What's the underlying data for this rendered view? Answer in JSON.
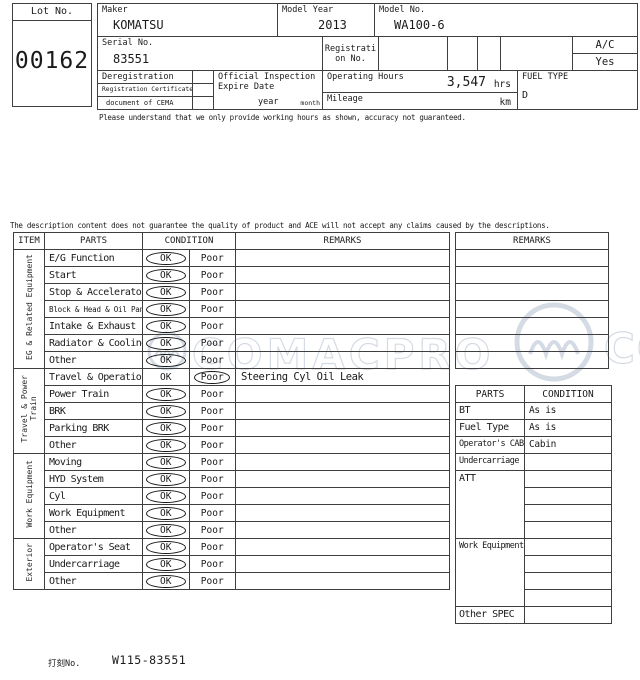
{
  "header": {
    "lot": {
      "label": "Lot No.",
      "value": "00162"
    },
    "maker": {
      "label": "Maker",
      "value": "KOMATSU"
    },
    "model_year": {
      "label": "Model Year",
      "value": "2013"
    },
    "model_no": {
      "label": "Model No.",
      "value": "WA100-6"
    },
    "serial": {
      "label": "Serial No.",
      "value": "83551"
    },
    "registration": {
      "label_line1": "Registrati",
      "label_line2": "on No."
    },
    "ac": {
      "label": "A/C",
      "value": "Yes"
    },
    "deregistration_rows": [
      "Deregistration",
      "Registration Certificate",
      "document of CEMA"
    ],
    "inspection": {
      "label_line1": "Official Inspection",
      "label_line2": "Expire Date",
      "year": "year",
      "month": "month"
    },
    "operating_hours": {
      "label": "Operating Hours",
      "value": "3,547",
      "unit": "hrs"
    },
    "mileage": {
      "label": "Mileage",
      "unit": "km"
    },
    "fuel_type": {
      "label": "FUEL TYPE",
      "value": "D"
    },
    "disclaimer": "Please understand that we only provide working hours as shown, accuracy not guaranteed."
  },
  "notice": "The description content does not guarantee the quality of product and ACE will not accept any claims caused by the descriptions.",
  "inspection_table": {
    "headers": {
      "item": "ITEM",
      "parts": "PARTS",
      "condition": "CONDITION",
      "remarks": "REMARKS"
    },
    "condition_options": {
      "ok": "OK",
      "poor": "Poor"
    },
    "groups": [
      {
        "name": "EG & Related Equipment",
        "rows": [
          {
            "part": "E/G Function",
            "condition": "OK",
            "remark": ""
          },
          {
            "part": "Start",
            "condition": "OK",
            "remark": ""
          },
          {
            "part": "Stop & Accelerator",
            "condition": "OK",
            "remark": ""
          },
          {
            "part": "Block & Head & Oil Pan",
            "condition": "OK",
            "remark": "",
            "small": true
          },
          {
            "part": "Intake & Exhaust",
            "condition": "OK",
            "remark": ""
          },
          {
            "part": "Radiator & Cooling",
            "condition": "OK",
            "remark": ""
          },
          {
            "part": "Other",
            "condition": "OK",
            "remark": ""
          }
        ]
      },
      {
        "name": "Travel & Power\nTrain",
        "rows": [
          {
            "part": "Travel & Operation",
            "condition": "Poor",
            "remark": "Steering Cyl Oil Leak"
          },
          {
            "part": "Power Train",
            "condition": "OK",
            "remark": ""
          },
          {
            "part": "BRK",
            "condition": "OK",
            "remark": ""
          },
          {
            "part": "Parking BRK",
            "condition": "OK",
            "remark": ""
          },
          {
            "part": "Other",
            "condition": "OK",
            "remark": ""
          }
        ]
      },
      {
        "name": "Work Equipment",
        "rows": [
          {
            "part": "Moving",
            "condition": "OK",
            "remark": ""
          },
          {
            "part": "HYD System",
            "condition": "OK",
            "remark": ""
          },
          {
            "part": "Cyl",
            "condition": "OK",
            "remark": ""
          },
          {
            "part": "Work Equipment",
            "condition": "OK",
            "remark": ""
          },
          {
            "part": "Other",
            "condition": "OK",
            "remark": ""
          }
        ]
      },
      {
        "name": "Exterior",
        "rows": [
          {
            "part": "Operator's Seat",
            "condition": "OK",
            "remark": ""
          },
          {
            "part": "Undercarriage",
            "condition": "OK",
            "remark": ""
          },
          {
            "part": "Other",
            "condition": "OK",
            "remark": ""
          }
        ]
      }
    ]
  },
  "remarks_panel": {
    "header": "REMARKS",
    "rows": [
      "",
      "",
      "",
      "",
      "",
      "",
      ""
    ]
  },
  "spec_table": {
    "headers": {
      "parts": "PARTS",
      "condition": "CONDITION"
    },
    "rows": [
      {
        "part": "BT",
        "condition": "As is",
        "span": 1
      },
      {
        "part": "Fuel Type",
        "condition": "As is",
        "span": 1
      },
      {
        "part": "Operator's CAB",
        "condition": "Cabin",
        "span": 1,
        "small": true
      },
      {
        "part": "Undercarriage",
        "condition": "",
        "span": 1,
        "small": true
      },
      {
        "part": "ATT",
        "condition": "",
        "span": 4
      },
      {
        "part": "Work Equipment",
        "condition": "",
        "span": 4,
        "small": true
      },
      {
        "part": "Other SPEC",
        "condition": "",
        "span": 1
      }
    ]
  },
  "footer": {
    "stamp_label": "打刻No.",
    "stamp_value": "W115-83551"
  },
  "watermark": {
    "text": "COMACPRO",
    "text_right": "CO",
    "color": "#d5dbe4"
  }
}
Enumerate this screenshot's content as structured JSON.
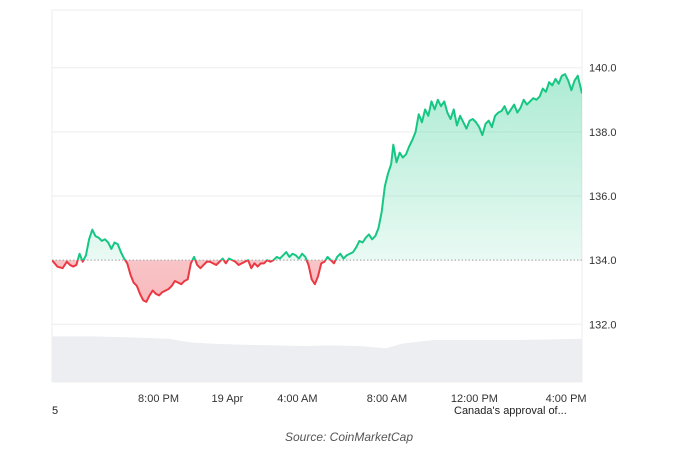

■ **The request**:
Gather, from the listing above, every line carrying the word "JSON".

■ **The reply**:
What's the underlying data for this rendered view? Answer in JSON.
Enumerate this screenshot's content as structured JSON.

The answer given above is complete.